### Exercise inputs
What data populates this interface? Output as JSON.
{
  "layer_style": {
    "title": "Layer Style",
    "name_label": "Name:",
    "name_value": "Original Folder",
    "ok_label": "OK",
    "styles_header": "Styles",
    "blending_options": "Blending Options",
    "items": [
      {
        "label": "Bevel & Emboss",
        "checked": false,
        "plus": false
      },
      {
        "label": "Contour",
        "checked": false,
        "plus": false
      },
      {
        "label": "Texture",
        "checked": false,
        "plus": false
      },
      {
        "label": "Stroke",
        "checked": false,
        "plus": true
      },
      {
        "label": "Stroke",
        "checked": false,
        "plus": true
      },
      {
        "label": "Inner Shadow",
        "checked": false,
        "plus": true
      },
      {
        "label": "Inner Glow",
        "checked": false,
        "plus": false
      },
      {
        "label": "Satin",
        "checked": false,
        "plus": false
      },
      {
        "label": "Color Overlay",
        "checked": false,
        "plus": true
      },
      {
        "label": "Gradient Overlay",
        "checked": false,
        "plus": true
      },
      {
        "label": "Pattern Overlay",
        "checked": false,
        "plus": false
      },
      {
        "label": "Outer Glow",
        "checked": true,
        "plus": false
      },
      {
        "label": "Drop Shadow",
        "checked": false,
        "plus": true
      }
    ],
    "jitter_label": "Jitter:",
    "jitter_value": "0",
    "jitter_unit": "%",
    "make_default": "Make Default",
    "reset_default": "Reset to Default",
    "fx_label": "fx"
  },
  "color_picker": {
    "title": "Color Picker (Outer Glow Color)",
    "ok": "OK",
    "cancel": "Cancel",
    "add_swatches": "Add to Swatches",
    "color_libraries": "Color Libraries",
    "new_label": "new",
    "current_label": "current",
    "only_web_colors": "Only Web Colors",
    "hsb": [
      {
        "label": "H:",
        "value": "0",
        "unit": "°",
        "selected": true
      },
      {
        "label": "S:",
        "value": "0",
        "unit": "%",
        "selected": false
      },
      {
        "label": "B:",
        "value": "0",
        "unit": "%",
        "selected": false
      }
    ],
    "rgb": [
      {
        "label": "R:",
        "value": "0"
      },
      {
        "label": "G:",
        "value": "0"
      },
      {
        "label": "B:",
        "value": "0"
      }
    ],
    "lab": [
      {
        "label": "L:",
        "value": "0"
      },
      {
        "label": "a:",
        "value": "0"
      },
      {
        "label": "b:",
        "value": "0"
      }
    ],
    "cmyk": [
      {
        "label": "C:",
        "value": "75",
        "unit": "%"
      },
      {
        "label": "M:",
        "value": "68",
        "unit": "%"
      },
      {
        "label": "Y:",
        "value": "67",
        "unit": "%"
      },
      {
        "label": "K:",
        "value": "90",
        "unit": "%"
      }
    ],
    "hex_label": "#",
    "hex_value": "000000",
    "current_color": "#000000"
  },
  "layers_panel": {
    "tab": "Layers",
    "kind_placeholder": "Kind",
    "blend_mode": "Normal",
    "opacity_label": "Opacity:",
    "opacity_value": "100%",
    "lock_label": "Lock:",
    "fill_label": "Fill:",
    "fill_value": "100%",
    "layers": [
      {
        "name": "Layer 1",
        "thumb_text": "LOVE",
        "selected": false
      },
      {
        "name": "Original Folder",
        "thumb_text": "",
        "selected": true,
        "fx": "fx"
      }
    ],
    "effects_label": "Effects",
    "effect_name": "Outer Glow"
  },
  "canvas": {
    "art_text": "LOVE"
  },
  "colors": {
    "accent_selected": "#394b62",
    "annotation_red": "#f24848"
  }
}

### Stated exercise
Locate the lines above that contain "Overlay" and copy them.

### Result below
        "label": "Color Overlay",
        "label": "Gradient Overlay",
        "label": "Pattern Overlay",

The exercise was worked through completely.